→ Aim: Find each line with the string "title" and copy it.

→ Supplied records:
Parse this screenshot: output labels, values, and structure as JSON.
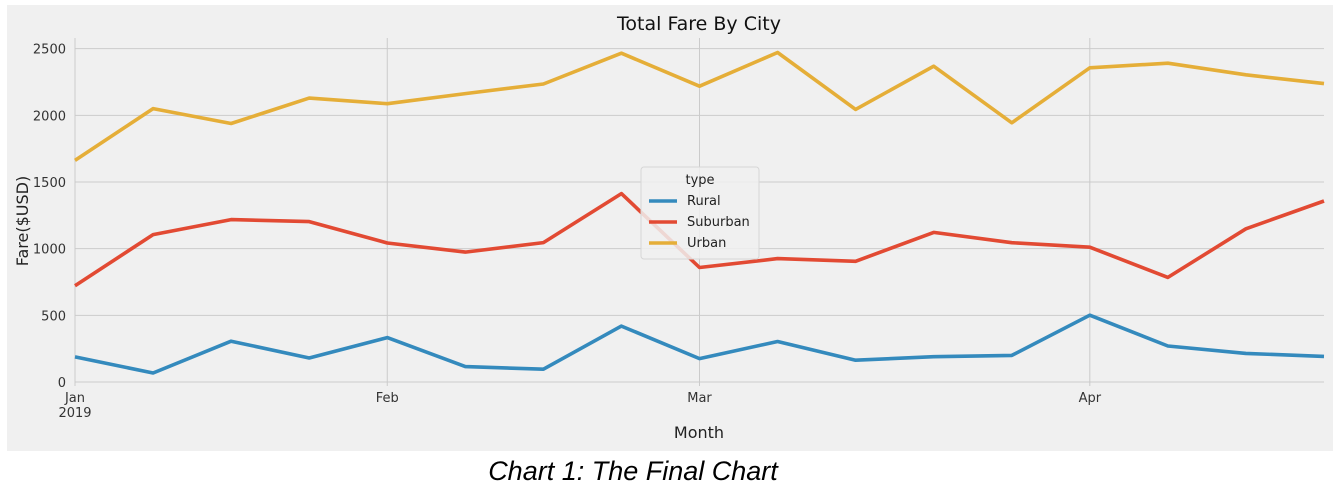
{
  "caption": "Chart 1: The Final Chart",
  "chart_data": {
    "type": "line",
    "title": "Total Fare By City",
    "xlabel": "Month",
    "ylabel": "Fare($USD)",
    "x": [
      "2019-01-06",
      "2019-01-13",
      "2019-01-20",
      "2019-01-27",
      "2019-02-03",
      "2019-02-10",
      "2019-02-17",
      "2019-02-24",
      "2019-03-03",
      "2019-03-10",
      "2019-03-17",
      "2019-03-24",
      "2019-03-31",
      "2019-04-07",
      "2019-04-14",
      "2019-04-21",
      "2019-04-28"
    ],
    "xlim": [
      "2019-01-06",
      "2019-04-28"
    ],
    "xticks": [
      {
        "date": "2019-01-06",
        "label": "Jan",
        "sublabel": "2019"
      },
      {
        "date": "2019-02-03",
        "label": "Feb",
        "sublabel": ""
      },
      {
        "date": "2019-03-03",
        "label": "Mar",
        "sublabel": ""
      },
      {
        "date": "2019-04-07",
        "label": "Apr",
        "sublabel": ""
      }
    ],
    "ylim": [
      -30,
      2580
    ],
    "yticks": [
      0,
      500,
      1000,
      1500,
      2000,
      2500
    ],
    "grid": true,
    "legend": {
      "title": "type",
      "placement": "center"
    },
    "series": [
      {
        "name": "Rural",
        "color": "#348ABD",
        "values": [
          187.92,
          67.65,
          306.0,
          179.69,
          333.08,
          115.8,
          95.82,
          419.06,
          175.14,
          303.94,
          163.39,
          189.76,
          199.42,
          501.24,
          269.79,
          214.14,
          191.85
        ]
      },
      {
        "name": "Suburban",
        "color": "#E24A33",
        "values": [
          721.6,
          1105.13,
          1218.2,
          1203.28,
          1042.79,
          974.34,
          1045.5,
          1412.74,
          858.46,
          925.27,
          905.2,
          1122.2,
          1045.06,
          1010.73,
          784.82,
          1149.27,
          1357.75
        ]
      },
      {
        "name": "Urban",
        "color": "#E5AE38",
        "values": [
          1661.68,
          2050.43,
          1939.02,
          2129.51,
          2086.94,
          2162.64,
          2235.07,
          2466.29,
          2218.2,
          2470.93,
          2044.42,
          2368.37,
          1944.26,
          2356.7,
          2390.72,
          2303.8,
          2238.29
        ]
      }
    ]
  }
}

---

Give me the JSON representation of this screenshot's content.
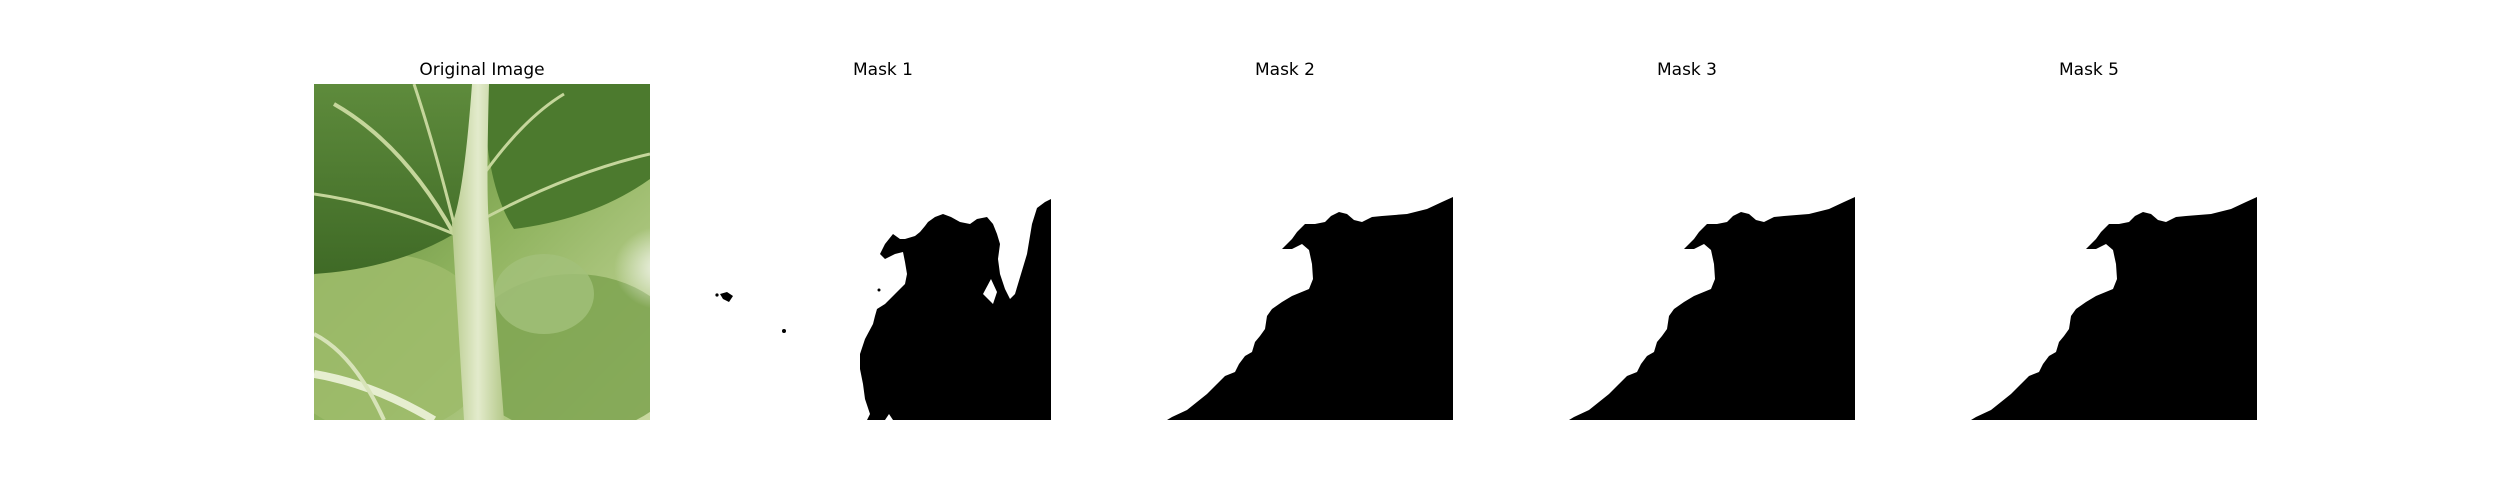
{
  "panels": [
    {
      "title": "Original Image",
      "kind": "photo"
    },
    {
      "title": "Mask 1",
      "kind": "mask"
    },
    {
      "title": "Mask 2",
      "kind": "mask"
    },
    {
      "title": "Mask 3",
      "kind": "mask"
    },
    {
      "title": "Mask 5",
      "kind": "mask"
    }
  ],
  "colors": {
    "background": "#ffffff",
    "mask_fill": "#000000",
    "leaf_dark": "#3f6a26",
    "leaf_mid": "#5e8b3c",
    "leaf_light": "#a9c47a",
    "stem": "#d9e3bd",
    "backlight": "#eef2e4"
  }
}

→ Exercise response:
    "title": "Total Fare By City",
      "title": "type",
      "title": "Original Image",
      "title": "Mask 1",
      "title": "Mask 2",
      "title": "Mask 3",
      "title": "Mask 5",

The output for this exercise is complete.